-- Begin Provided records --

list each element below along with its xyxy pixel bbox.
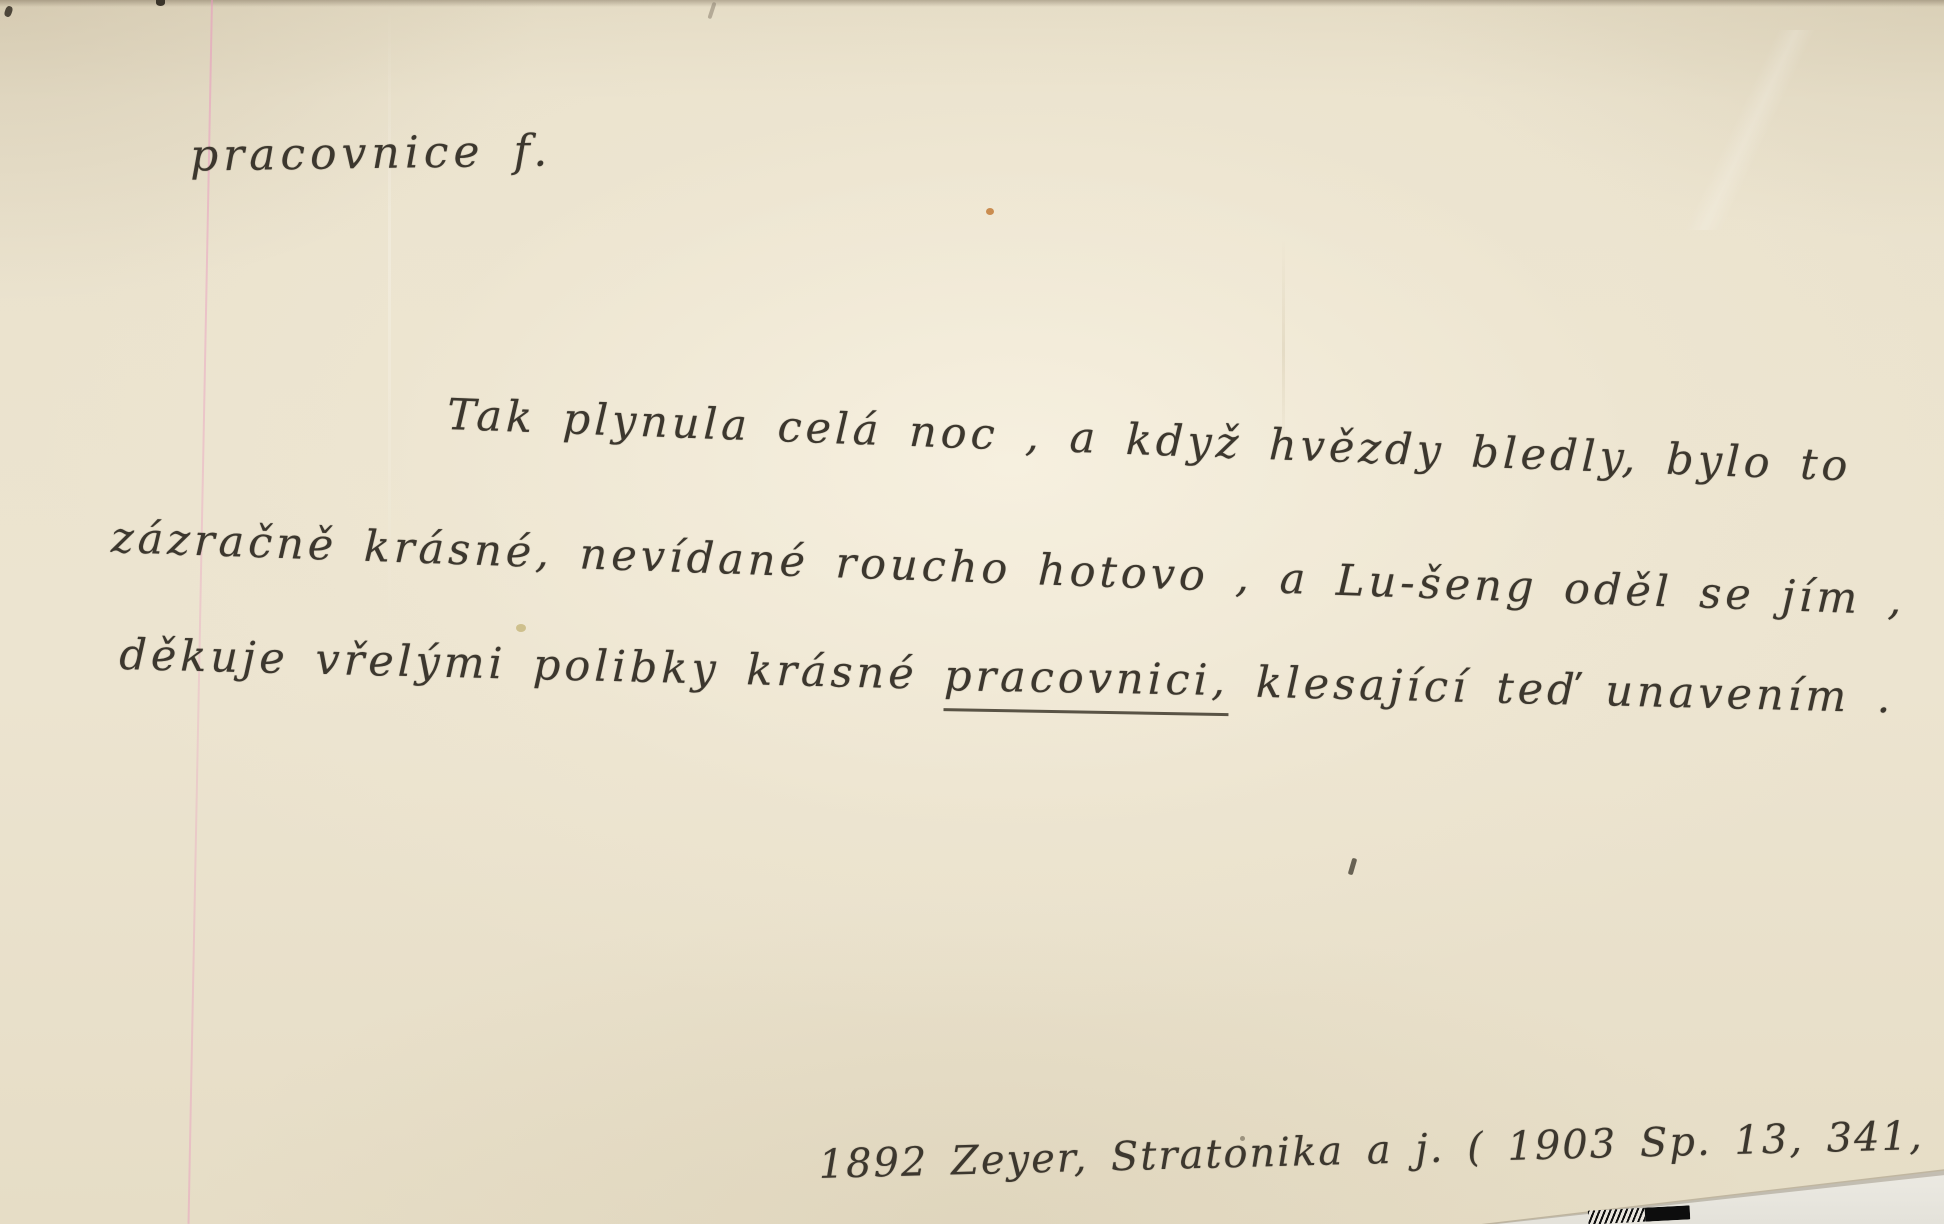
barcode-solid-block [1645, 1205, 1691, 1221]
ink-speck [1240, 1136, 1245, 1141]
rust-stain-dot [986, 208, 994, 215]
headword-line: pracovnice f. [190, 125, 553, 181]
underlined-keyword: pracovnici, [944, 651, 1230, 716]
headword: pracovnice [190, 126, 485, 181]
barcode-stripes [1588, 1208, 1646, 1224]
paper-stain-dot [516, 624, 526, 632]
gender-abbreviation: f. [513, 125, 552, 177]
ink-speck [156, 0, 165, 6]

-- End Provided records --

Prompt.
Tally the lines of the records above that contain the string "speck", matching case exactly. Give only the number.

Final result.
2